Exercise prompt:
List every line below containing "name".
================
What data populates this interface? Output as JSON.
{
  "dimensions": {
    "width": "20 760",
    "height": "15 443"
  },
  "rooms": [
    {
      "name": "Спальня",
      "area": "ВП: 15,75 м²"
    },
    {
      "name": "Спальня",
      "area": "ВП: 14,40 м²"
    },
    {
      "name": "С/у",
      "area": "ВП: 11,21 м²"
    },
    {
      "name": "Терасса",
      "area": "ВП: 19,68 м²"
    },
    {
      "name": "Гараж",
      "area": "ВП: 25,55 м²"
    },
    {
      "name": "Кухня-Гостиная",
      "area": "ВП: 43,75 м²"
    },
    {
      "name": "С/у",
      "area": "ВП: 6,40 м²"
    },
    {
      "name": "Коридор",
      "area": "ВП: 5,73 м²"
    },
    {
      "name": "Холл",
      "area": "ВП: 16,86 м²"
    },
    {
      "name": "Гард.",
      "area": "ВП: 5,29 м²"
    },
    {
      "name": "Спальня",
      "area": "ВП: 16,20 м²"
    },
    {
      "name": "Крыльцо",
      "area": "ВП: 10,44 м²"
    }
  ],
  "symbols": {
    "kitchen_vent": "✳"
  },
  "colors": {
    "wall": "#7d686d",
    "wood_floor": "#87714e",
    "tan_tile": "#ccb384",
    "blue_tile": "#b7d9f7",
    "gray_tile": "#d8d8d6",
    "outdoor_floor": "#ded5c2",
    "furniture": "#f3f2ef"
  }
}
================
Final answer:
      "name": "Спальня",
      "name": "Спальня",
      "name": "С/у",
      "name": "Терасса",
      "name": "Гараж",
      "name": "Кухня-Гостиная",
      "name": "С/у",
      "name": "Коридор",
      "name": "Холл",
      "name": "Гард.",
      "name": "Спальня",
      "name": "Крыльцо",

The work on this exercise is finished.